> TASK REQUIREMENTS
Show each line from the listing that includes the word "photo".

╔══

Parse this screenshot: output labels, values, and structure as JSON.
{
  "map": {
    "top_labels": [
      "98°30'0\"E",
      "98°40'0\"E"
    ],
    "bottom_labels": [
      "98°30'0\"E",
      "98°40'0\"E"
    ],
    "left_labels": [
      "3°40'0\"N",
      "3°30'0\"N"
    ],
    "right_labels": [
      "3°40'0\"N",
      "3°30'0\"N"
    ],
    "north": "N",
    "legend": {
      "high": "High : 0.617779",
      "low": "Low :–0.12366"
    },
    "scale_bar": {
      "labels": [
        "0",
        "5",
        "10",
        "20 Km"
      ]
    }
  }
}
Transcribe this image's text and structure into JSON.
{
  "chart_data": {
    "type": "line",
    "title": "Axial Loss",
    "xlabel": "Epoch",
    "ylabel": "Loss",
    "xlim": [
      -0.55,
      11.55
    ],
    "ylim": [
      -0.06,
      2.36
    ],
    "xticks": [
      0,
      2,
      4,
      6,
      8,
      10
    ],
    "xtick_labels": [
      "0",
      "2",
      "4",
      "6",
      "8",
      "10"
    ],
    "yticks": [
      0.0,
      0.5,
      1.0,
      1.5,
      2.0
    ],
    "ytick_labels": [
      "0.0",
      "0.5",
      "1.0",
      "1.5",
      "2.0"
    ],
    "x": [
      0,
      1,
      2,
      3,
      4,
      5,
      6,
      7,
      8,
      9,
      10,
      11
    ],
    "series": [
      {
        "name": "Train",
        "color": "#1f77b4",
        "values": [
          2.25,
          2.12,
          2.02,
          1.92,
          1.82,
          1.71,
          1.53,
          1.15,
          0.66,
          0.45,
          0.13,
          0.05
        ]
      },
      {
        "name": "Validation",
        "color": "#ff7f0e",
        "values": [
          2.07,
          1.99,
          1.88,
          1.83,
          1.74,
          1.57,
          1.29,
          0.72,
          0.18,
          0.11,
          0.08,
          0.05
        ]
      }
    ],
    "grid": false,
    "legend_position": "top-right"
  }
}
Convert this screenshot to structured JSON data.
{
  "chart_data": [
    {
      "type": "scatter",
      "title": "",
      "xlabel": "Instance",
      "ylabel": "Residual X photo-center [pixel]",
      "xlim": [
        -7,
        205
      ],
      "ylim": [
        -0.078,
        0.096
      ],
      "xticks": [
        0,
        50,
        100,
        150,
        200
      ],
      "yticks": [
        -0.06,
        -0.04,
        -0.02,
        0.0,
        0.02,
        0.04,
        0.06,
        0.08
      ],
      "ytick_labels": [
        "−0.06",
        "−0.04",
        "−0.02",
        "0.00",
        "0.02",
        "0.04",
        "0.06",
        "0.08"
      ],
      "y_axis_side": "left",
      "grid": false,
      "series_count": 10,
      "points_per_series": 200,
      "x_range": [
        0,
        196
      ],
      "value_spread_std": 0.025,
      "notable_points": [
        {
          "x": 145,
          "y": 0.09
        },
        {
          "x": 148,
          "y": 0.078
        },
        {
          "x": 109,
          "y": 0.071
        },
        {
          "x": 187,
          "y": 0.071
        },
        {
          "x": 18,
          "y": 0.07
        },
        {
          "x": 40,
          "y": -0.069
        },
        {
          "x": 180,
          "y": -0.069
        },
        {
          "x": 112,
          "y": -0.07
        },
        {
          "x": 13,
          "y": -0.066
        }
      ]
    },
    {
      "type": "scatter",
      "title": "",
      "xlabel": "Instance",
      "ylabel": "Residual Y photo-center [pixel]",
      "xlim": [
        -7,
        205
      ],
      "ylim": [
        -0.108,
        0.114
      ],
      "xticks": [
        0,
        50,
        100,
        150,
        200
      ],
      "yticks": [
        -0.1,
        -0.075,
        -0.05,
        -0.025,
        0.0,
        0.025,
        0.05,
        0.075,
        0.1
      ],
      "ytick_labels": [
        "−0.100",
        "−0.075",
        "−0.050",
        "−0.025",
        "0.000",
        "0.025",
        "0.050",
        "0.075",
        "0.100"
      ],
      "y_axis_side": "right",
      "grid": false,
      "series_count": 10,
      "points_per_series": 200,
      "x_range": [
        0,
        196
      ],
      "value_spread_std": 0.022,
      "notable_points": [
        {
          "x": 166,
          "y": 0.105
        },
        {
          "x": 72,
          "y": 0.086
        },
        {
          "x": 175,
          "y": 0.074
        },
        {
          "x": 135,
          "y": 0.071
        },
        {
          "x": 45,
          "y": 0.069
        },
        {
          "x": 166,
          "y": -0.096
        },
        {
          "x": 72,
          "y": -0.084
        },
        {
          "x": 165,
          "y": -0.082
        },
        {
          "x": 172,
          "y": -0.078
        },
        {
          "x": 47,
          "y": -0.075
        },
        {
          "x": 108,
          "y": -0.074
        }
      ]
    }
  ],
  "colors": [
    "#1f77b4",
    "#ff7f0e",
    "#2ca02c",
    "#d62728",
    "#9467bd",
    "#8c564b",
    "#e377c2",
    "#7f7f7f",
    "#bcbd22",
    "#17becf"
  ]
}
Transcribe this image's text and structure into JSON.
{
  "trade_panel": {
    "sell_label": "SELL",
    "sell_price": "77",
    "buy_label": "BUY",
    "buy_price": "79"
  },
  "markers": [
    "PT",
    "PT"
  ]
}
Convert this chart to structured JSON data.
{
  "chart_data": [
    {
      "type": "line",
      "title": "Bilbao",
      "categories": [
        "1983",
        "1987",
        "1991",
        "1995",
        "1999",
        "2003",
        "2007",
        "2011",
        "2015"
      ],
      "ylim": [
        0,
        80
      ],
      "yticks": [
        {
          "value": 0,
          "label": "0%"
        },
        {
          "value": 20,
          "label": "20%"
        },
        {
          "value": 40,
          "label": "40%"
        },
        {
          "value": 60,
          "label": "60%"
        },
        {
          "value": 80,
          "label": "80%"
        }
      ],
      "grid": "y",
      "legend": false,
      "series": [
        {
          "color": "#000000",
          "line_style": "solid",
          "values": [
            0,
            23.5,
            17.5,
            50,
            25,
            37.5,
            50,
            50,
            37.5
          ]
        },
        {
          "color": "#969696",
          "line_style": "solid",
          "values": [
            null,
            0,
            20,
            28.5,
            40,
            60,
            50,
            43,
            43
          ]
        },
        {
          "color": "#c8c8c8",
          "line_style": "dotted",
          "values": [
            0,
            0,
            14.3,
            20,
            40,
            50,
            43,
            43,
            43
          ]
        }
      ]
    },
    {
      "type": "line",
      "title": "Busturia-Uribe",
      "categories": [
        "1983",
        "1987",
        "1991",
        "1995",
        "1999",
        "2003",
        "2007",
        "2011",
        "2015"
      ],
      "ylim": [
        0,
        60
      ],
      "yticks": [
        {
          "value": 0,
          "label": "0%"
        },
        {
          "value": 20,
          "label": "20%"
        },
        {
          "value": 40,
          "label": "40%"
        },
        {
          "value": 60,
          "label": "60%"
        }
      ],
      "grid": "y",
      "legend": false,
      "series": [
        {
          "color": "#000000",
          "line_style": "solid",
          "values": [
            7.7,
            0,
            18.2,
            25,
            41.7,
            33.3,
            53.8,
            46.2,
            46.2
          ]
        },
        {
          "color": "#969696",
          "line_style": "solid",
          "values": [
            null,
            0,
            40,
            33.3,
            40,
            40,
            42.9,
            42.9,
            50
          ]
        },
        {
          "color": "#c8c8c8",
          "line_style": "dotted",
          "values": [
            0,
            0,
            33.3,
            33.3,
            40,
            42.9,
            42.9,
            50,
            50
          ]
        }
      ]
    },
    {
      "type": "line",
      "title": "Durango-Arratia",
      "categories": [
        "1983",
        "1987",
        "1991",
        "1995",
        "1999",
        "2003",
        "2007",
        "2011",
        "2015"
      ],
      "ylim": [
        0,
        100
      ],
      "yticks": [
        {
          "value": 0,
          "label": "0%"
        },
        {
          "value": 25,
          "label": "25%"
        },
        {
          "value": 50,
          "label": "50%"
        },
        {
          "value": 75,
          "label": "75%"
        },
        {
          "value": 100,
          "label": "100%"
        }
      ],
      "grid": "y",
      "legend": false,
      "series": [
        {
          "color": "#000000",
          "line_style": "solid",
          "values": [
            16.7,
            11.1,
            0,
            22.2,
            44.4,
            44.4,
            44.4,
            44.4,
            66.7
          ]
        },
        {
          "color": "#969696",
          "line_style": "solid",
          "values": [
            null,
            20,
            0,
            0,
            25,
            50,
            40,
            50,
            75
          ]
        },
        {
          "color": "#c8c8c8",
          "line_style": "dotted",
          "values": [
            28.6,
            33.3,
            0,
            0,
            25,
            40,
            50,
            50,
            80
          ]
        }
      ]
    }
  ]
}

╚══

> THE SOLUTION
      "ylabel": "Residual X photo-center [pixel]",
      "ylabel": "Residual Y photo-center [pixel]",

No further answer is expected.